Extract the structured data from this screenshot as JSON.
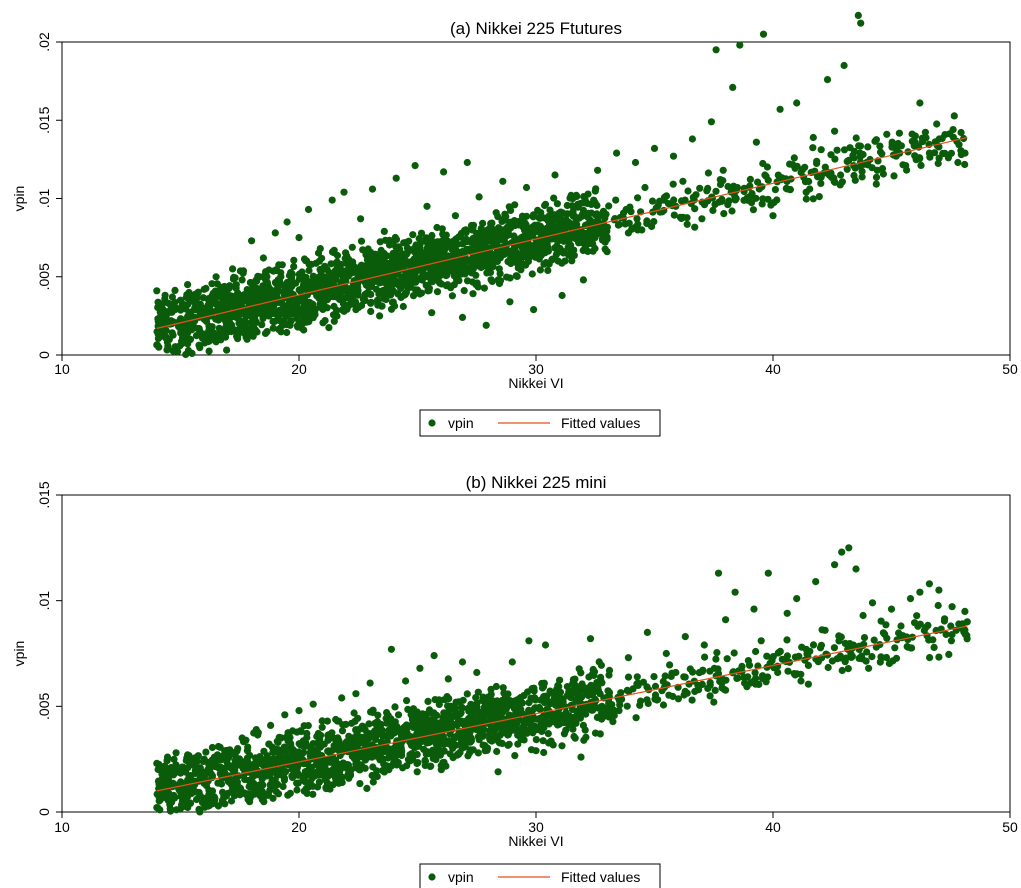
{
  "chart_data": [
    {
      "type": "scatter",
      "title": "(a) Nikkei 225 Ftutures",
      "xlabel": "Nikkei VI",
      "ylabel": "vpin",
      "xlim": [
        10,
        50
      ],
      "ylim": [
        0,
        0.02
      ],
      "xticks": [
        10,
        20,
        30,
        40,
        50
      ],
      "xtick_labels": [
        "10",
        "20",
        "30",
        "40",
        "50"
      ],
      "yticks": [
        0,
        0.005,
        0.01,
        0.015,
        0.02
      ],
      "ytick_labels": [
        "0",
        ".005",
        ".01",
        ".015",
        ".02"
      ],
      "grid": false,
      "legend_position": "bottom-center",
      "legend": [
        "vpin",
        "Fitted values"
      ],
      "series": [
        {
          "name": "vpin",
          "kind": "scatter",
          "color": "#0a5c0a",
          "points": [
            [
              14,
              0.0041
            ],
            [
              14.2,
              0.003
            ],
            [
              14.5,
              0.0033
            ],
            [
              15,
              0.0035
            ],
            [
              15.3,
              0.0045
            ],
            [
              15.6,
              0.003
            ],
            [
              16,
              0.0042
            ],
            [
              16.3,
              0.0025
            ],
            [
              16.5,
              0.005
            ],
            [
              16.8,
              0.0036
            ],
            [
              17,
              0.002
            ],
            [
              17.2,
              0.0055
            ],
            [
              17.4,
              0.0012
            ],
            [
              17.6,
              0.0048
            ],
            [
              17.8,
              0.0028
            ],
            [
              18,
              0.0073
            ],
            [
              18.2,
              0.0021
            ],
            [
              18.5,
              0.0062
            ],
            [
              18.7,
              0.0044
            ],
            [
              19,
              0.0078
            ],
            [
              19.2,
              0.0017
            ],
            [
              19.5,
              0.0085
            ],
            [
              19.7,
              0.0052
            ],
            [
              20,
              0.0075
            ],
            [
              20.2,
              0.0016
            ],
            [
              20.4,
              0.0093
            ],
            [
              20.6,
              0.0047
            ],
            [
              20.9,
              0.0068
            ],
            [
              21.1,
              0.0022
            ],
            [
              21.4,
              0.0099
            ],
            [
              21.6,
              0.0037
            ],
            [
              21.9,
              0.0104
            ],
            [
              22.1,
              0.0061
            ],
            [
              22.4,
              0.0029
            ],
            [
              22.6,
              0.0087
            ],
            [
              22.9,
              0.0053
            ],
            [
              23.1,
              0.0106
            ],
            [
              23.4,
              0.0025
            ],
            [
              23.6,
              0.0079
            ],
            [
              23.9,
              0.0046
            ],
            [
              24.1,
              0.0113
            ],
            [
              24.4,
              0.0031
            ],
            [
              24.6,
              0.0066
            ],
            [
              24.9,
              0.0121
            ],
            [
              25.1,
              0.0039
            ],
            [
              25.4,
              0.0095
            ],
            [
              25.6,
              0.0027
            ],
            [
              25.9,
              0.0071
            ],
            [
              26.1,
              0.0117
            ],
            [
              26.4,
              0.0043
            ],
            [
              26.6,
              0.0089
            ],
            [
              26.9,
              0.0024
            ],
            [
              27.1,
              0.0123
            ],
            [
              27.4,
              0.0058
            ],
            [
              27.6,
              0.0101
            ],
            [
              27.9,
              0.0019
            ],
            [
              28.1,
              0.0082
            ],
            [
              28.4,
              0.0048
            ],
            [
              28.6,
              0.0111
            ],
            [
              28.9,
              0.0034
            ],
            [
              29.1,
              0.0096
            ],
            [
              29.4,
              0.0062
            ],
            [
              29.6,
              0.0107
            ],
            [
              29.9,
              0.0029
            ],
            [
              30.2,
              0.0091
            ],
            [
              30.5,
              0.0054
            ],
            [
              30.8,
              0.0115
            ],
            [
              31.1,
              0.0038
            ],
            [
              31.4,
              0.0076
            ],
            [
              31.7,
              0.0102
            ],
            [
              32,
              0.0048
            ],
            [
              32.3,
              0.0086
            ],
            [
              32.6,
              0.0118
            ],
            [
              33,
              0.0066
            ],
            [
              33.4,
              0.0129
            ],
            [
              33.8,
              0.0093
            ],
            [
              34.2,
              0.0123
            ],
            [
              34.6,
              0.0107
            ],
            [
              35,
              0.0132
            ],
            [
              35.4,
              0.0099
            ],
            [
              35.8,
              0.0127
            ],
            [
              36.2,
              0.0111
            ],
            [
              36.6,
              0.0138
            ],
            [
              37,
              0.0087
            ],
            [
              37.4,
              0.0149
            ],
            [
              37.6,
              0.0195
            ],
            [
              37.9,
              0.0118
            ],
            [
              38.3,
              0.0171
            ],
            [
              38.6,
              0.0198
            ],
            [
              39,
              0.0101
            ],
            [
              39.3,
              0.0136
            ],
            [
              39.6,
              0.0205
            ],
            [
              40,
              0.0089
            ],
            [
              40.3,
              0.0157
            ],
            [
              40.7,
              0.0122
            ],
            [
              41,
              0.0161
            ],
            [
              41.4,
              0.0104
            ],
            [
              41.7,
              0.0139
            ],
            [
              42,
              0.0115
            ],
            [
              42.3,
              0.0176
            ],
            [
              42.6,
              0.0143
            ],
            [
              43,
              0.0185
            ],
            [
              43.4,
              0.0121
            ],
            [
              43.6,
              0.0217
            ],
            [
              43.7,
              0.0212
            ],
            [
              44,
              0.0133
            ],
            [
              44.4,
              0.0118
            ],
            [
              44.8,
              0.0141
            ],
            [
              45.2,
              0.0127
            ],
            [
              45.6,
              0.0121
            ],
            [
              46,
              0.0136
            ],
            [
              46.2,
              0.0161
            ],
            [
              46.6,
              0.0129
            ],
            [
              47,
              0.0133
            ],
            [
              47.4,
              0.0126
            ],
            [
              47.8,
              0.0123
            ],
            [
              48.1,
              0.0129
            ]
          ]
        },
        {
          "name": "Fitted values",
          "kind": "line",
          "color": "#e8501a",
          "points": [
            [
              14,
              0.0017
            ],
            [
              48.2,
              0.0139
            ]
          ]
        }
      ]
    },
    {
      "type": "scatter",
      "title": "(b) Nikkei 225 mini",
      "xlabel": "Nikkei VI",
      "ylabel": "vpin",
      "xlim": [
        10,
        50
      ],
      "ylim": [
        0,
        0.015
      ],
      "xticks": [
        10,
        20,
        30,
        40,
        50
      ],
      "xtick_labels": [
        "10",
        "20",
        "30",
        "40",
        "50"
      ],
      "yticks": [
        0,
        0.005,
        0.01,
        0.015
      ],
      "ytick_labels": [
        "0",
        ".005",
        ".01",
        ".015"
      ],
      "grid": false,
      "legend_position": "bottom-center",
      "legend": [
        "vpin",
        "Fitted values"
      ],
      "series": [
        {
          "name": "vpin",
          "kind": "scatter",
          "color": "#0a5c0a",
          "points": [
            [
              14,
              0.0023
            ],
            [
              14.3,
              0.0016
            ],
            [
              14.6,
              0.0021
            ],
            [
              15,
              0.0019
            ],
            [
              15.3,
              0.0027
            ],
            [
              15.6,
              0.0014
            ],
            [
              16,
              0.0025
            ],
            [
              16.3,
              0.0018
            ],
            [
              16.6,
              0.0031
            ],
            [
              17,
              0.0015
            ],
            [
              17.3,
              0.0027
            ],
            [
              17.6,
              0.0035
            ],
            [
              17.9,
              0.0012
            ],
            [
              18.2,
              0.0039
            ],
            [
              18.5,
              0.0022
            ],
            [
              18.8,
              0.0041
            ],
            [
              19.1,
              0.0013
            ],
            [
              19.4,
              0.0046
            ],
            [
              19.7,
              0.0029
            ],
            [
              20,
              0.0048
            ],
            [
              20.3,
              0.0011
            ],
            [
              20.6,
              0.0051
            ],
            [
              20.9,
              0.0024
            ],
            [
              21.2,
              0.0043
            ],
            [
              21.5,
              0.0017
            ],
            [
              21.8,
              0.0054
            ],
            [
              22.1,
              0.0033
            ],
            [
              22.4,
              0.0056
            ],
            [
              22.7,
              0.0021
            ],
            [
              23,
              0.0061
            ],
            [
              23.3,
              0.0038
            ],
            [
              23.6,
              0.0019
            ],
            [
              23.9,
              0.0077
            ],
            [
              24.2,
              0.0046
            ],
            [
              24.5,
              0.0062
            ],
            [
              24.8,
              0.0025
            ],
            [
              25.1,
              0.0068
            ],
            [
              25.4,
              0.0041
            ],
            [
              25.7,
              0.0074
            ],
            [
              26,
              0.0022
            ],
            [
              26.3,
              0.0063
            ],
            [
              26.6,
              0.0049
            ],
            [
              26.9,
              0.0071
            ],
            [
              27.2,
              0.0028
            ],
            [
              27.5,
              0.0066
            ],
            [
              27.8,
              0.0039
            ],
            [
              28.1,
              0.0058
            ],
            [
              28.4,
              0.0019
            ],
            [
              28.7,
              0.0054
            ],
            [
              29,
              0.0071
            ],
            [
              29.3,
              0.0036
            ],
            [
              29.7,
              0.0081
            ],
            [
              30,
              0.0029
            ],
            [
              30.4,
              0.0079
            ],
            [
              30.8,
              0.0052
            ],
            [
              31.2,
              0.0037
            ],
            [
              31.6,
              0.0058
            ],
            [
              31.9,
              0.0026
            ],
            [
              32.3,
              0.0082
            ],
            [
              32.7,
              0.0056
            ],
            [
              33.1,
              0.0067
            ],
            [
              33.5,
              0.0048
            ],
            [
              33.9,
              0.0073
            ],
            [
              34.3,
              0.0061
            ],
            [
              34.7,
              0.0085
            ],
            [
              35.1,
              0.0053
            ],
            [
              35.5,
              0.0075
            ],
            [
              35.9,
              0.0066
            ],
            [
              36.3,
              0.0083
            ],
            [
              36.7,
              0.0057
            ],
            [
              37.1,
              0.0079
            ],
            [
              37.5,
              0.0052
            ],
            [
              37.7,
              0.0113
            ],
            [
              38,
              0.0091
            ],
            [
              38.4,
              0.0104
            ],
            [
              38.8,
              0.0061
            ],
            [
              39.2,
              0.0096
            ],
            [
              39.5,
              0.0081
            ],
            [
              39.8,
              0.0113
            ],
            [
              40.2,
              0.0066
            ],
            [
              40.6,
              0.0094
            ],
            [
              41,
              0.0101
            ],
            [
              41.4,
              0.0077
            ],
            [
              41.8,
              0.0109
            ],
            [
              42.2,
              0.0086
            ],
            [
              42.6,
              0.0117
            ],
            [
              42.9,
              0.0123
            ],
            [
              43.2,
              0.0125
            ],
            [
              43.5,
              0.0115
            ],
            [
              43.8,
              0.0093
            ],
            [
              44.2,
              0.0099
            ],
            [
              44.6,
              0.0073
            ],
            [
              45,
              0.0096
            ],
            [
              45.4,
              0.0088
            ],
            [
              45.8,
              0.0101
            ],
            [
              46.2,
              0.0104
            ],
            [
              46.6,
              0.0108
            ],
            [
              47,
              0.0105
            ],
            [
              47.5,
              0.0088
            ],
            [
              48,
              0.0089
            ],
            [
              48.2,
              0.009
            ]
          ]
        },
        {
          "name": "Fitted values",
          "kind": "line",
          "color": "#e8501a",
          "points": [
            [
              14,
              0.001
            ],
            [
              48.2,
              0.0088
            ]
          ]
        }
      ]
    }
  ]
}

• • •

**SHORT PROBLEM:**
Report the number of lines of the listing above that hold the string "title", with no other text.

**COMPLETE ANSWER:**
2